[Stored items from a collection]
-*-

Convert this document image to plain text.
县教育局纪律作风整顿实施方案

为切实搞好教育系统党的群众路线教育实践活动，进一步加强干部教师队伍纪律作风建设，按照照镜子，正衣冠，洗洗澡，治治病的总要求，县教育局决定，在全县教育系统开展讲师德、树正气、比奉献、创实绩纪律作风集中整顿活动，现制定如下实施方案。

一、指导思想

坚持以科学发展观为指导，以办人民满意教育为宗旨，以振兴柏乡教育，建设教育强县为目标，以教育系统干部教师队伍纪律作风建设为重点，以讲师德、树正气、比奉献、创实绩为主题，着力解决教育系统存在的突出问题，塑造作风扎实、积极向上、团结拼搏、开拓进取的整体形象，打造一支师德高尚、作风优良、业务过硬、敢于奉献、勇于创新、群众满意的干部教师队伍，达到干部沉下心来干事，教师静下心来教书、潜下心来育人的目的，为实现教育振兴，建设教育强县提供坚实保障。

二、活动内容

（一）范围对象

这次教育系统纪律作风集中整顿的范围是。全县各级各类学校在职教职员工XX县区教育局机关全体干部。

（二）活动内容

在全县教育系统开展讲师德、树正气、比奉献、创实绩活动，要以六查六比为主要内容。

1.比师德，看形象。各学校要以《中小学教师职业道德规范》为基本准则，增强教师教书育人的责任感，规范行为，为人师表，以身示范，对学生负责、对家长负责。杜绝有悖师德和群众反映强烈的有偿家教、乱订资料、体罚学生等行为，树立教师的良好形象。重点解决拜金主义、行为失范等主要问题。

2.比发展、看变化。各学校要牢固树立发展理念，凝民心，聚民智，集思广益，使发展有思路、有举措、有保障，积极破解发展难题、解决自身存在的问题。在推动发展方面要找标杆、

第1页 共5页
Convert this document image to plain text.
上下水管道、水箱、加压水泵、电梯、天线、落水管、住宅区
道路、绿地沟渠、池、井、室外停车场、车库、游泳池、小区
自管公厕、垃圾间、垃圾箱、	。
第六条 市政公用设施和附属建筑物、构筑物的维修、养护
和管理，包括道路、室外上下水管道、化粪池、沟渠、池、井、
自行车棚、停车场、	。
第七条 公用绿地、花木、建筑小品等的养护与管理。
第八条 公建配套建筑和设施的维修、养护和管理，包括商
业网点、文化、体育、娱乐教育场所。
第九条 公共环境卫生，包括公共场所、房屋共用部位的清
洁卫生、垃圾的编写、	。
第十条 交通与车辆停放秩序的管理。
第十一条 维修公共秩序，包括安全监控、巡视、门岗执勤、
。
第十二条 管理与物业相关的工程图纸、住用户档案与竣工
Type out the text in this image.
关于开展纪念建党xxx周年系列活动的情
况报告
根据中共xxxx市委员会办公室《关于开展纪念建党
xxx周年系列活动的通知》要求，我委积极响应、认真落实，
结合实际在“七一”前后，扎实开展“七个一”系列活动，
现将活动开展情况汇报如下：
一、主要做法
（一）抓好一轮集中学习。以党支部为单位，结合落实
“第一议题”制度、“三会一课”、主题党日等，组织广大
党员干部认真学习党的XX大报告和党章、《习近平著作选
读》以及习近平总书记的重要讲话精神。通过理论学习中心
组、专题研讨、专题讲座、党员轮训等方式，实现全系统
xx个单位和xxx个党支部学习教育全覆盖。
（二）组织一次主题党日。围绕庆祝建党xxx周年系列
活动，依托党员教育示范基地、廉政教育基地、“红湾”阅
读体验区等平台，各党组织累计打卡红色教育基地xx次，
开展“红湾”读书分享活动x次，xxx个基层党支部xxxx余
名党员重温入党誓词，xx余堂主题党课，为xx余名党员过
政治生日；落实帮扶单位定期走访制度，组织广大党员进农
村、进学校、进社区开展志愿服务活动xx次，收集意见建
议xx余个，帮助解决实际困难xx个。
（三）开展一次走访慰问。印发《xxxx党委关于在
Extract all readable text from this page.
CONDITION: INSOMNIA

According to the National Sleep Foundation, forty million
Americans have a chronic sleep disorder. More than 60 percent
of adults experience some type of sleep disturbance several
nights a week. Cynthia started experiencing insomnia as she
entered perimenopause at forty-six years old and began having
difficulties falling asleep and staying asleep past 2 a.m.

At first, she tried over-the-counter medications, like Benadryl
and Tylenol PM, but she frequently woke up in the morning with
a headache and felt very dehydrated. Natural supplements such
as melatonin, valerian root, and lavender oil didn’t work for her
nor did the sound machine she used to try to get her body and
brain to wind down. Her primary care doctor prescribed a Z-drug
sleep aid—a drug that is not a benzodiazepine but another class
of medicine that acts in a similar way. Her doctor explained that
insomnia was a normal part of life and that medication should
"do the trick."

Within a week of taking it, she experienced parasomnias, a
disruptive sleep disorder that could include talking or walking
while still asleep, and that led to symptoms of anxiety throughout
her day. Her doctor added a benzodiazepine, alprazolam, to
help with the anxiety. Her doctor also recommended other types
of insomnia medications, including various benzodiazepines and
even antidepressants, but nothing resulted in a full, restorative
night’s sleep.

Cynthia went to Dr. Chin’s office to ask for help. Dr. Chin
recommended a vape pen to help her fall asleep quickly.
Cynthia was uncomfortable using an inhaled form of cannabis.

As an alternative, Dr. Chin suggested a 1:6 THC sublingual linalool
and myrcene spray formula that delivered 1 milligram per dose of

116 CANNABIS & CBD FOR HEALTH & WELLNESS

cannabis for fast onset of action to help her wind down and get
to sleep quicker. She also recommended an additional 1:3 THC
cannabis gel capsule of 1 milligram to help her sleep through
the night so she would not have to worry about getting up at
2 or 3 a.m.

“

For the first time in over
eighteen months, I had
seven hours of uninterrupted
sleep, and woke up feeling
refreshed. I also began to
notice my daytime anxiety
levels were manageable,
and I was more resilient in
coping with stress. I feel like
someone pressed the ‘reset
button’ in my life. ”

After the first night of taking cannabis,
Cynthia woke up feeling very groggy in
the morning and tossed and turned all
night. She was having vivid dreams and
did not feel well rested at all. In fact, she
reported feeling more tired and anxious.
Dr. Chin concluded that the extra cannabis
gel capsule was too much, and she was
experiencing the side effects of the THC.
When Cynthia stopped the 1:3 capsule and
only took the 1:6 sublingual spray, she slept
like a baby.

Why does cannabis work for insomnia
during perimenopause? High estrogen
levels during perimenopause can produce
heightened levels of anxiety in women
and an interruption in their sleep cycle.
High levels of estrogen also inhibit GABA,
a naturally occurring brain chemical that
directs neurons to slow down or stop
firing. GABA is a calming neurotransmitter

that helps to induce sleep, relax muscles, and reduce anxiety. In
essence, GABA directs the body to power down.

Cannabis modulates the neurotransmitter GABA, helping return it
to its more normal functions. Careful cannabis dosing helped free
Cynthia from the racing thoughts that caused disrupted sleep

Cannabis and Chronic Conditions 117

-*-

Restate the data above exactly, keeping each word as it stands.

[THE OUTPUT]
Convert this document image to plain text.
县教育局纪律作风整顿实施方案

为切实搞好教育系统党的群众路线教育实践活动，进一步加强干部教师队伍纪律作风建设，按照照镜子，正衣冠，洗洗澡，治治病的总要求，县教育局决定，在全县教育系统开展讲师德、树正气、比奉献、创实绩纪律作风集中整顿活动，现制定如下实施方案。

一、指导思想

坚持以科学发展观为指导，以办人民满意教育为宗旨，以振兴柏乡教育，建设教育强县为目标，以教育系统干部教师队伍纪律作风建设为重点，以讲师德、树正气、比奉献、创实绩为主题，着力解决教育系统存在的突出问题，塑造作风扎实、积极向上、团结拼搏、开拓进取的整体形象，打造一支师德高尚、作风优良、业务过硬、敢于奉献、勇于创新、群众满意的干部教师队伍，达到干部沉下心来干事，教师静下心来教书、潜下心来育人的目的，为实现教育振兴，建设教育强县提供坚实保障。

二、活动内容

（一）范围对象

这次教育系统纪律作风集中整顿的范围是。全县各级各类学校在职教职员工XX县区教育局机关全体干部。

（二）活动内容

在全县教育系统开展讲师德、树正气、比奉献、创实绩活动，要以六查六比为主要内容。

1.比师德，看形象。各学校要以《中小学教师职业道德规范》为基本准则，增强教师教书育人的责任感，规范行为，为人师表，以身示范，对学生负责、对家长负责。杜绝有悖师德和群众反映强烈的有偿家教、乱订资料、体罚学生等行为，树立教师的良好形象。重点解决拜金主义、行为失范等主要问题。

2.比发展、看变化。各学校要牢固树立发展理念，凝民心，聚民智，集思广益，使发展有思路、有举措、有保障，积极破解发展难题、解决自身存在的问题。在推动发展方面要找标杆、

第1页 共5页
Convert this document image to plain text.
上下水管道、水箱、加压水泵、电梯、天线、落水管、住宅区
道路、绿地沟渠、池、井、室外停车场、车库、游泳池、小区
自管公厕、垃圾间、垃圾箱、	。
第六条 市政公用设施和附属建筑物、构筑物的维修、养护
和管理，包括道路、室外上下水管道、化粪池、沟渠、池、井、
自行车棚、停车场、	。
第七条 公用绿地、花木、建筑小品等的养护与管理。
第八条 公建配套建筑和设施的维修、养护和管理，包括商
业网点、文化、体育、娱乐教育场所。
第九条 公共环境卫生，包括公共场所、房屋共用部位的清
洁卫生、垃圾的编写、	。
第十条 交通与车辆停放秩序的管理。
第十一条 维修公共秩序，包括安全监控、巡视、门岗执勤、
。
第十二条 管理与物业相关的工程图纸、住用户档案与竣工
Type out the text in this image.
关于开展纪念建党xxx周年系列活动的情
况报告
根据中共xxxx市委员会办公室《关于开展纪念建党
xxx周年系列活动的通知》要求，我委积极响应、认真落实，
结合实际在“七一”前后，扎实开展“七个一”系列活动，
现将活动开展情况汇报如下：
一、主要做法
（一）抓好一轮集中学习。以党支部为单位，结合落实
“第一议题”制度、“三会一课”、主题党日等，组织广大
党员干部认真学习党的XX大报告和党章、《习近平著作选
读》以及习近平总书记的重要讲话精神。通过理论学习中心
组、专题研讨、专题讲座、党员轮训等方式，实现全系统
xx个单位和xxx个党支部学习教育全覆盖。
（二）组织一次主题党日。围绕庆祝建党xxx周年系列
活动，依托党员教育示范基地、廉政教育基地、“红湾”阅
读体验区等平台，各党组织累计打卡红色教育基地xx次，
开展“红湾”读书分享活动x次，xxx个基层党支部xxxx余
名党员重温入党誓词，xx余堂主题党课，为xx余名党员过
政治生日；落实帮扶单位定期走访制度，组织广大党员进农
村、进学校、进社区开展志愿服务活动xx次，收集意见建
议xx余个，帮助解决实际困难xx个。
（三）开展一次走访慰问。印发《xxxx党委关于在
Extract all readable text from this page.
CONDITION: INSOMNIA

According to the National Sleep Foundation, forty million
Americans have a chronic sleep disorder. More than 60 percent
of adults experience some type of sleep disturbance several
nights a week. Cynthia started experiencing insomnia as she
entered perimenopause at forty-six years old and began having
difficulties falling asleep and staying asleep past 2 a.m.

At first, she tried over-the-counter medications, like Benadryl
and Tylenol PM, but she frequently woke up in the morning with
a headache and felt very dehydrated. Natural supplements such
as melatonin, valerian root, and lavender oil didn’t work for her
nor did the sound machine she used to try to get her body and
brain to wind down. Her primary care doctor prescribed a Z-drug
sleep aid—a drug that is not a benzodiazepine but another class
of medicine that acts in a similar way. Her doctor explained that
insomnia was a normal part of life and that medication should
"do the trick."

Within a week of taking it, she experienced parasomnias, a
disruptive sleep disorder that could include talking or walking
while still asleep, and that led to symptoms of anxiety throughout
her day. Her doctor added a benzodiazepine, alprazolam, to
help with the anxiety. Her doctor also recommended other types
of insomnia medications, including various benzodiazepines and
even antidepressants, but nothing resulted in a full, restorative
night’s sleep.

Cynthia went to Dr. Chin’s office to ask for help. Dr. Chin
recommended a vape pen to help her fall asleep quickly.
Cynthia was uncomfortable using an inhaled form of cannabis.

As an alternative, Dr. Chin suggested a 1:6 THC sublingual linalool
and myrcene spray formula that delivered 1 milligram per dose of

116 CANNABIS & CBD FOR HEALTH & WELLNESS

cannabis for fast onset of action to help her wind down and get
to sleep quicker. She also recommended an additional 1:3 THC
cannabis gel capsule of 1 milligram to help her sleep through
the night so she would not have to worry about getting up at
2 or 3 a.m.

“

For the first time in over
eighteen months, I had
seven hours of uninterrupted
sleep, and woke up feeling
refreshed. I also began to
notice my daytime anxiety
levels were manageable,
and I was more resilient in
coping with stress. I feel like
someone pressed the ‘reset
button’ in my life. ”

After the first night of taking cannabis,
Cynthia woke up feeling very groggy in
the morning and tossed and turned all
night. She was having vivid dreams and
did not feel well rested at all. In fact, she
reported feeling more tired and anxious.
Dr. Chin concluded that the extra cannabis
gel capsule was too much, and she was
experiencing the side effects of the THC.
When Cynthia stopped the 1:3 capsule and
only took the 1:6 sublingual spray, she slept
like a baby.

Why does cannabis work for insomnia
during perimenopause? High estrogen
levels during perimenopause can produce
heightened levels of anxiety in women
and an interruption in their sleep cycle.
High levels of estrogen also inhibit GABA,
a naturally occurring brain chemical that
directs neurons to slow down or stop
firing. GABA is a calming neurotransmitter

that helps to induce sleep, relax muscles, and reduce anxiety. In
essence, GABA directs the body to power down.

Cannabis modulates the neurotransmitter GABA, helping return it
to its more normal functions. Careful cannabis dosing helped free
Cynthia from the racing thoughts that caused disrupted sleep

Cannabis and Chronic Conditions 117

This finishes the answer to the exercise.